Find the lines in these entries that include the word "text" and state how many there are, with no other words.

* **RECORDS SUPPLIED**:
+++

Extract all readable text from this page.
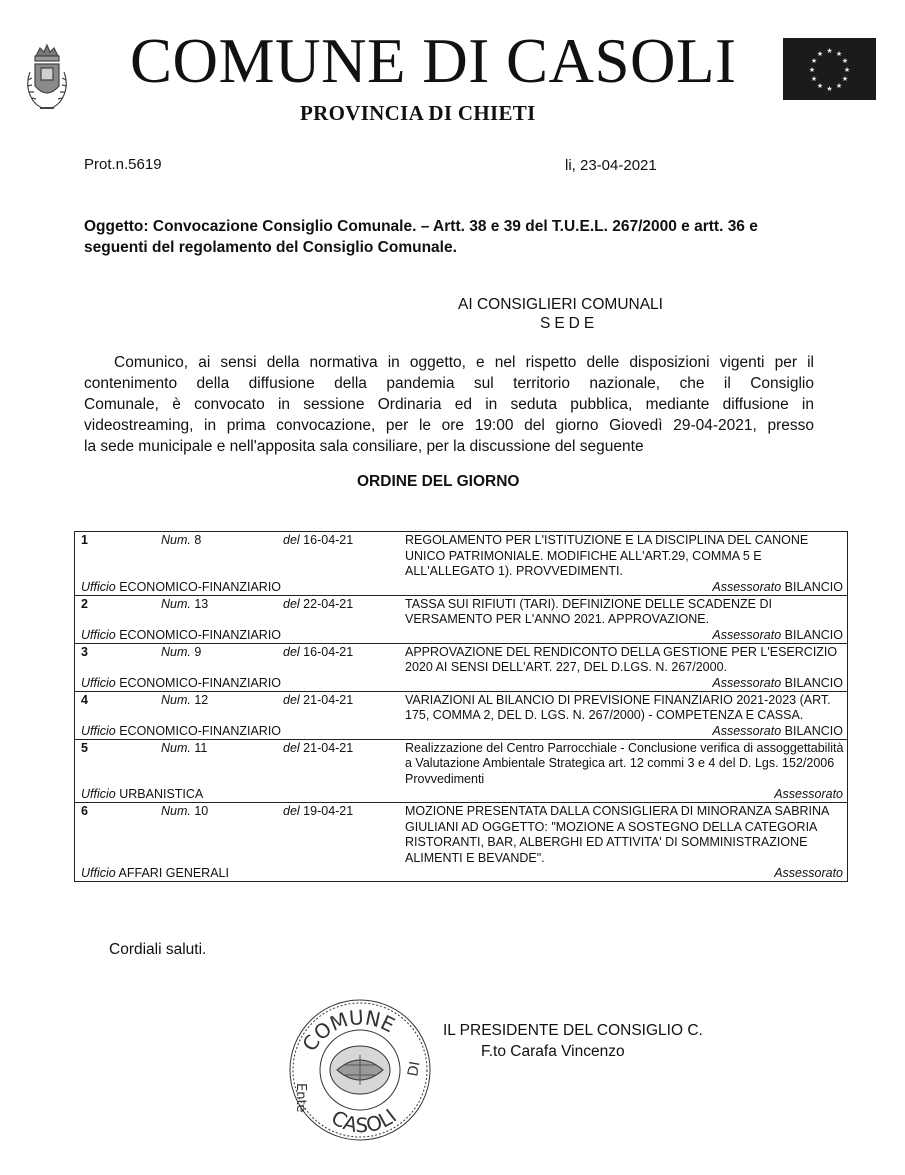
COMUNE DI CASOLI	★ ★
★
★
★
★
★
★
★
★
★
★
PROVINCIA DI CHIETI
Prot.n.5619	li, 23-04-2021
Oggetto: Convocazione Consiglio Comunale. – Artt. 38 e 39 del T.U.E.L. 267/2000 e artt. 36 e seguenti del regolamento del Consiglio Comunale.
AI CONSIGLIERI COMUNALI
SEDE
Comunico, ai sensi della normativa in oggetto, e nel rispetto delle disposizioni vigenti per il
contenimento della diffusione della pandemia sul territorio nazionale, che il Consiglio
Comunale, è convocato in sessione Ordinaria ed in seduta pubblica, mediante diffusione in
videostreaming, in prima convocazione, per le ore 19:00 del giorno Giovedì 29-04-2021, presso
la sede municipale e nell'apposita sala consiliare, per la discussione del seguente
ORDINE DEL GIORNO
1	Num. 8	del 16-04-21	REGOLAMENTO PER L'ISTITUZIONE E LA DISCIPLINA DEL CANONE UNICO PATRIMONIALE. MODIFICHE ALL'ART.29, COMMA 5 E ALL'ALLEGATO 1). PROVVEDIMENTI.
Ufficio ECONOMICO-FINANZIARIO	Assessorato BILANCIO

2	Num. 13	del 22-04-21	TASSA SUI RIFIUTI (TARI). DEFINIZIONE DELLE SCADENZE DI VERSAMENTO PER L'ANNO 2021. APPROVAZIONE.
Ufficio ECONOMICO-FINANZIARIO	Assessorato BILANCIO

3	Num. 9	del 16-04-21	APPROVAZIONE DEL RENDICONTO DELLA GESTIONE PER L'ESERCIZIO 2020 AI SENSI DELL'ART. 227, DEL D.LGS. N. 267/2000.
Ufficio ECONOMICO-FINANZIARIO	Assessorato BILANCIO

4	Num. 12	del 21-04-21	VARIAZIONI AL BILANCIO DI PREVISIONE FINANZIARIO 2021-2023 (ART. 175, COMMA 2, DEL D. LGS. N. 267/2000) - COMPETENZA E CASSA.
Ufficio ECONOMICO-FINANZIARIO	Assessorato BILANCIO

5	Num. 11	del 21-04-21	Realizzazione del Centro Parrocchiale - Conclusione verifica di assoggettabilità a Valutazione Ambientale Strategica art. 12 commi 3 e 4 del D. Lgs. 152/2006 Provvedimenti
Ufficio URBANISTICA	Assessorato

6	Num. 10	del 19-04-21	MOZIONE PRESENTATA DALLA CONSIGLIERA DI MINORANZA SABRINA GIULIANI AD OGGETTO: "MOZIONE A SOSTEGNO DELLA CATEGORIA RISTORANTI, BAR, ALBERGHI ED ATTIVITA' DI SOMMINISTRAZIONE ALIMENTI E BEVANDE".
Ufficio AFFARI GENERALI	Assessorato
Cordiali saluti.
COMUNE
CASOLI
Ente
DI
IL PRESIDENTE DEL CONSIGLIO C.
F.to Carafa Vincenzo
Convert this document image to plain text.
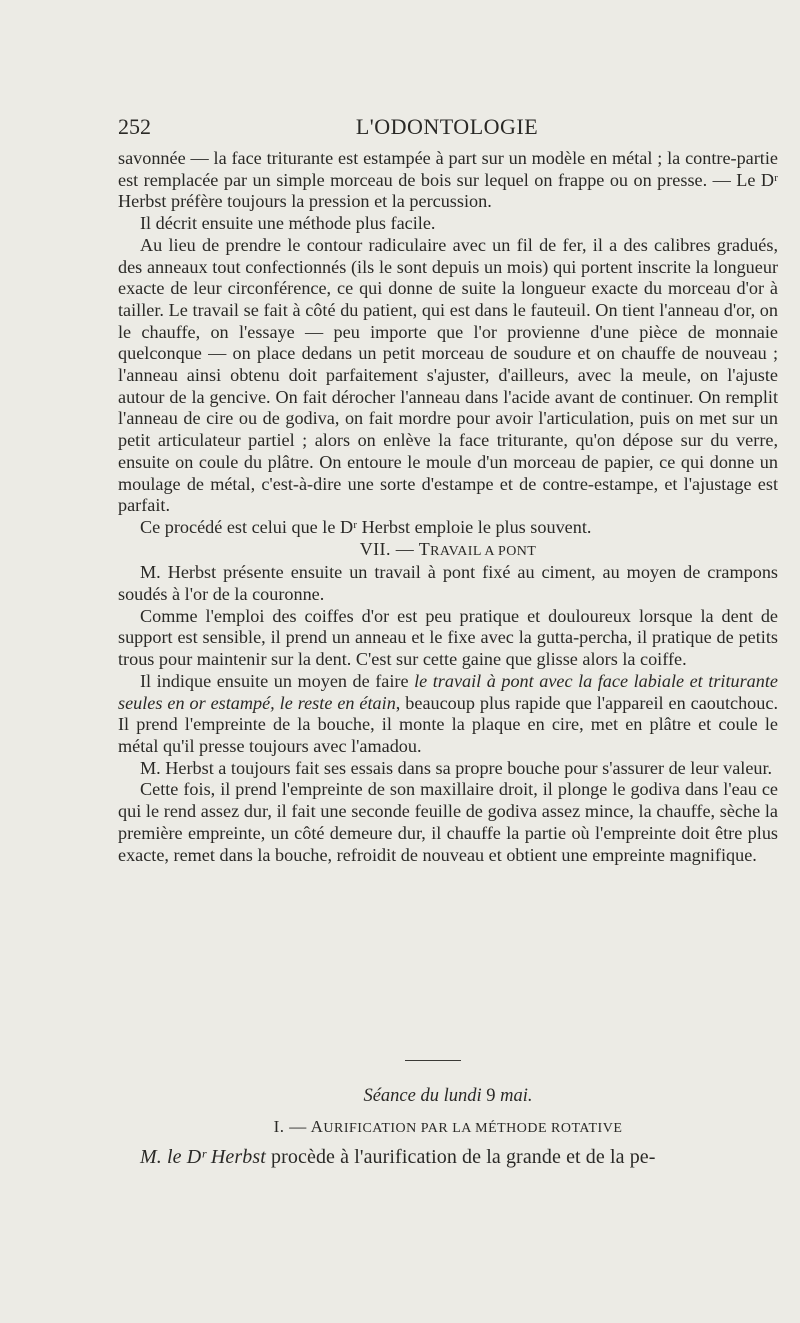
252	L'ODONTOLOGIE

savonnée — la face triturante est estampée à part sur un modèle en métal ; la contre-partie est remplacée par un simple morceau de bois sur lequel on frappe ou on presse. — Le Dʳ Herbst préfère toujours la pression et la percussion.

Il décrit ensuite une méthode plus facile.

Au lieu de prendre le contour radiculaire avec un fil de fer, il a des calibres gradués, des anneaux tout confectionnés (ils le sont depuis un mois) qui portent inscrite la longueur exacte de leur circonférence, ce qui donne de suite la longueur exacte du morceau d'or à tailler. Le travail se fait à côté du patient, qui est dans le fauteuil. On tient l'anneau d'or, on le chauffe, on l'essaye — peu importe que l'or provienne d'une pièce de monnaie quelconque — on place dedans un petit morceau de soudure et on chauffe de nouveau ; l'anneau ainsi obtenu doit parfaitement s'ajuster, d'ailleurs, avec la meule, on l'ajuste autour de la gencive. On fait dérocher l'anneau dans l'acide avant de continuer. On remplit l'anneau de cire ou de godiva, on fait mordre pour avoir l'articulation, puis on met sur un petit articulateur partiel ; alors on enlève la face triturante, qu'on dépose sur du verre, ensuite on coule du plâtre. On entoure le moule d'un morceau de papier, ce qui donne un moulage de métal, c'est-à-dire une sorte d'estampe et de contre-estampe, et l'ajustage est parfait.

Ce procédé est celui que le Dʳ Herbst emploie le plus souvent.

VII. — TRAVAIL A PONT

M. Herbst présente ensuite un travail à pont fixé au ciment, au moyen de crampons soudés à l'or de la couronne.

Comme l'emploi des coiffes d'or est peu pratique et douloureux lorsque la dent de support est sensible, il prend un anneau et le fixe avec la gutta-percha, il pratique de petits trous pour maintenir sur la dent. C'est sur cette gaine que glisse alors la coiffe.

Il indique ensuite un moyen de faire le travail à pont avec la face labiale et triturante seules en or estampé, le reste en étain, beaucoup plus rapide que l'appareil en caoutchouc. Il prend l'empreinte de la bouche, il monte la plaque en cire, met en plâtre et coule le métal qu'il presse toujours avec l'amadou.

M. Herbst a toujours fait ses essais dans sa propre bouche pour s'assurer de leur valeur.

Cette fois, il prend l'empreinte de son maxillaire droit, il plonge le godiva dans l'eau ce qui le rend assez dur, il fait une seconde feuille de godiva assez mince, la chauffe, sèche la première empreinte, un côté demeure dur, il chauffe la partie où l'empreinte doit être plus exacte, remet dans la bouche, refroidit de nouveau et obtient une empreinte magnifique.

Séance du lundi 9 mai.

I. — AURIFICATION PAR LA MÉTHODE ROTATIVE

M. le Dʳ Herbst procède à l'aurification de la grande et de la pe-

+++

* **WRITTEN RESPONSE**:
2